◆ **WORK TO DO**
Reproduce the records below exactly as they appear.

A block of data

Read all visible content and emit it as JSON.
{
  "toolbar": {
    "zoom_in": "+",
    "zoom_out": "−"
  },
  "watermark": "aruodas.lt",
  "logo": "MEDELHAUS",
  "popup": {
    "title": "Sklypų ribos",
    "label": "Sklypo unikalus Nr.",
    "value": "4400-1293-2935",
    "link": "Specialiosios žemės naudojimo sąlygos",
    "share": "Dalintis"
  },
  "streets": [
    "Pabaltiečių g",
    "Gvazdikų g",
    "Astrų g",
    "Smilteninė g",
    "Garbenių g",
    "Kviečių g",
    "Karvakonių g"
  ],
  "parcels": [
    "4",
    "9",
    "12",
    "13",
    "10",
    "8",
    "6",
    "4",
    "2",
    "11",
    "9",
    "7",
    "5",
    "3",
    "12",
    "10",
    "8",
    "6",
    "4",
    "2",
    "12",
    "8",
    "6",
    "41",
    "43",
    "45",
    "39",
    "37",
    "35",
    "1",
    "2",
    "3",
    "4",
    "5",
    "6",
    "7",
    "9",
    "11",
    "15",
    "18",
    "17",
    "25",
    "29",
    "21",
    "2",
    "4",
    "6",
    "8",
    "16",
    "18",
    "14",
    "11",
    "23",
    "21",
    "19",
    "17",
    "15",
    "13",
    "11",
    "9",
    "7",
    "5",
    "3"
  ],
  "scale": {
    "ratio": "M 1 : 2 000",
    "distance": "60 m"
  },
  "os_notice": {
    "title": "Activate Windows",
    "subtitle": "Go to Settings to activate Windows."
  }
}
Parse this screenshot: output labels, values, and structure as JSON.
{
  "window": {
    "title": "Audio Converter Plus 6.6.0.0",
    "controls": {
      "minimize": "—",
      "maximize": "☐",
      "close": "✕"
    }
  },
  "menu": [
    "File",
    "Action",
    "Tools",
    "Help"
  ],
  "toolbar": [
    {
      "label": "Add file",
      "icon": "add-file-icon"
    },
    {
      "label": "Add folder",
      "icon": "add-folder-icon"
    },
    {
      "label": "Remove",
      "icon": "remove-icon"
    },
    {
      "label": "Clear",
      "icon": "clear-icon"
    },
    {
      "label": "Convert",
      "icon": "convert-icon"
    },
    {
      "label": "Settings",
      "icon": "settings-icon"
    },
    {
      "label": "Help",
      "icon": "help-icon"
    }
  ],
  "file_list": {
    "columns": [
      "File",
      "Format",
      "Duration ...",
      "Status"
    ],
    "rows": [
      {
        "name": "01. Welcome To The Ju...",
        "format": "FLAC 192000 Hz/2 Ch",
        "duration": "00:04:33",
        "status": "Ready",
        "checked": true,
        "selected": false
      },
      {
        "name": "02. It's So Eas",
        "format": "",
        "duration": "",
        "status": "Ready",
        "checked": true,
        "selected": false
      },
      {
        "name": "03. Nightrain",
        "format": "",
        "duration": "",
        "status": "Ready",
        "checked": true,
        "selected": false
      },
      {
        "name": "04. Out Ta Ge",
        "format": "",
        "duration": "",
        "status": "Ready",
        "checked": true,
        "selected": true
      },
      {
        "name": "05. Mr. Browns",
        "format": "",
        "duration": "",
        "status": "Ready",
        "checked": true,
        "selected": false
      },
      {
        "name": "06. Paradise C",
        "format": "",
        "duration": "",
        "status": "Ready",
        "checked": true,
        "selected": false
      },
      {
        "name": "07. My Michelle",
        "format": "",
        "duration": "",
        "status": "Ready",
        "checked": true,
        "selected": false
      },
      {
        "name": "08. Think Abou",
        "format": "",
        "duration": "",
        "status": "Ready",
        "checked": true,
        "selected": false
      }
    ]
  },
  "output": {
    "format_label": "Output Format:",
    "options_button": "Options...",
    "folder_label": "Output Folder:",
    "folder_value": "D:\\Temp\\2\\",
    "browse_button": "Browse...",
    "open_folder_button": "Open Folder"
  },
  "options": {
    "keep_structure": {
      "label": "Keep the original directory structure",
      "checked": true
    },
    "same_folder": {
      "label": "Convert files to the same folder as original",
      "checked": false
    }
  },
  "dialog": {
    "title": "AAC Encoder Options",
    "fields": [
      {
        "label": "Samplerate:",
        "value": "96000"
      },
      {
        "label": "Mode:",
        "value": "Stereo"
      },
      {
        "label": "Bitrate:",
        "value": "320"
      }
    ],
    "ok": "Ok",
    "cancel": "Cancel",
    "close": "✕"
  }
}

◆ **RESULT OF THIS TASK**
Read all visible content and emit it as JSON.
{
  "toolbar": {
    "zoom_in": "+",
    "zoom_out": "−"
  },
  "watermark": "aruodas.lt",
  "logo": "MEDELHAUS",
  "popup": {
    "title": "Sklypų ribos",
    "label": "Sklypo unikalus Nr.",
    "value": "4400-1293-2935",
    "link": "Specialiosios žemės naudojimo sąlygos",
    "share": "Dalintis"
  },
  "streets": [
    "Pabaltiečių g",
    "Gvazdikų g",
    "Astrų g",
    "Smilteninė g",
    "Garbenių g",
    "Kviečių g",
    "Karvakonių g"
  ],
  "parcels": [
    "4",
    "9",
    "12",
    "13",
    "10",
    "8",
    "6",
    "4",
    "2",
    "11",
    "9",
    "7",
    "5",
    "3",
    "12",
    "10",
    "8",
    "6",
    "4",
    "2",
    "12",
    "8",
    "6",
    "41",
    "43",
    "45",
    "39",
    "37",
    "35",
    "1",
    "2",
    "3",
    "4",
    "5",
    "6",
    "7",
    "9",
    "11",
    "15",
    "18",
    "17",
    "25",
    "29",
    "21",
    "2",
    "4",
    "6",
    "8",
    "16",
    "18",
    "14",
    "11",
    "23",
    "21",
    "19",
    "17",
    "15",
    "13",
    "11",
    "9",
    "7",
    "5",
    "3"
  ],
  "scale": {
    "ratio": "M 1 : 2 000",
    "distance": "60 m"
  },
  "os_notice": {
    "title": "Activate Windows",
    "subtitle": "Go to Settings to activate Windows."
  }
}
Parse this screenshot: output labels, values, and structure as JSON.
{
  "window": {
    "title": "Audio Converter Plus 6.6.0.0",
    "controls": {
      "minimize": "—",
      "maximize": "☐",
      "close": "✕"
    }
  },
  "menu": [
    "File",
    "Action",
    "Tools",
    "Help"
  ],
  "toolbar": [
    {
      "label": "Add file",
      "icon": "add-file-icon"
    },
    {
      "label": "Add folder",
      "icon": "add-folder-icon"
    },
    {
      "label": "Remove",
      "icon": "remove-icon"
    },
    {
      "label": "Clear",
      "icon": "clear-icon"
    },
    {
      "label": "Convert",
      "icon": "convert-icon"
    },
    {
      "label": "Settings",
      "icon": "settings-icon"
    },
    {
      "label": "Help",
      "icon": "help-icon"
    }
  ],
  "file_list": {
    "columns": [
      "File",
      "Format",
      "Duration ...",
      "Status"
    ],
    "rows": [
      {
        "name": "01. Welcome To The Ju...",
        "format": "FLAC 192000 Hz/2 Ch",
        "duration": "00:04:33",
        "status": "Ready",
        "checked": true,
        "selected": false
      },
      {
        "name": "02. It's So Eas",
        "format": "",
        "duration": "",
        "status": "Ready",
        "checked": true,
        "selected": false
      },
      {
        "name": "03. Nightrain",
        "format": "",
        "duration": "",
        "status": "Ready",
        "checked": true,
        "selected": false
      },
      {
        "name": "04. Out Ta Ge",
        "format": "",
        "duration": "",
        "status": "Ready",
        "checked": true,
        "selected": true
      },
      {
        "name": "05. Mr. Browns",
        "format": "",
        "duration": "",
        "status": "Ready",
        "checked": true,
        "selected": false
      },
      {
        "name": "06. Paradise C",
        "format": "",
        "duration": "",
        "status": "Ready",
        "checked": true,
        "selected": false
      },
      {
        "name": "07. My Michelle",
        "format": "",
        "duration": "",
        "status": "Ready",
        "checked": true,
        "selected": false
      },
      {
        "name": "08. Think Abou",
        "format": "",
        "duration": "",
        "status": "Ready",
        "checked": true,
        "selected": false
      }
    ]
  },
  "output": {
    "format_label": "Output Format:",
    "options_button": "Options...",
    "folder_label": "Output Folder:",
    "folder_value": "D:\\Temp\\2\\",
    "browse_button": "Browse...",
    "open_folder_button": "Open Folder"
  },
  "options": {
    "keep_structure": {
      "label": "Keep the original directory structure",
      "checked": true
    },
    "same_folder": {
      "label": "Convert files to the same folder as original",
      "checked": false
    }
  },
  "dialog": {
    "title": "AAC Encoder Options",
    "fields": [
      {
        "label": "Samplerate:",
        "value": "96000"
      },
      {
        "label": "Mode:",
        "value": "Stereo"
      },
      {
        "label": "Bitrate:",
        "value": "320"
      }
    ],
    "ok": "Ok",
    "cancel": "Cancel",
    "close": "✕"
  }
}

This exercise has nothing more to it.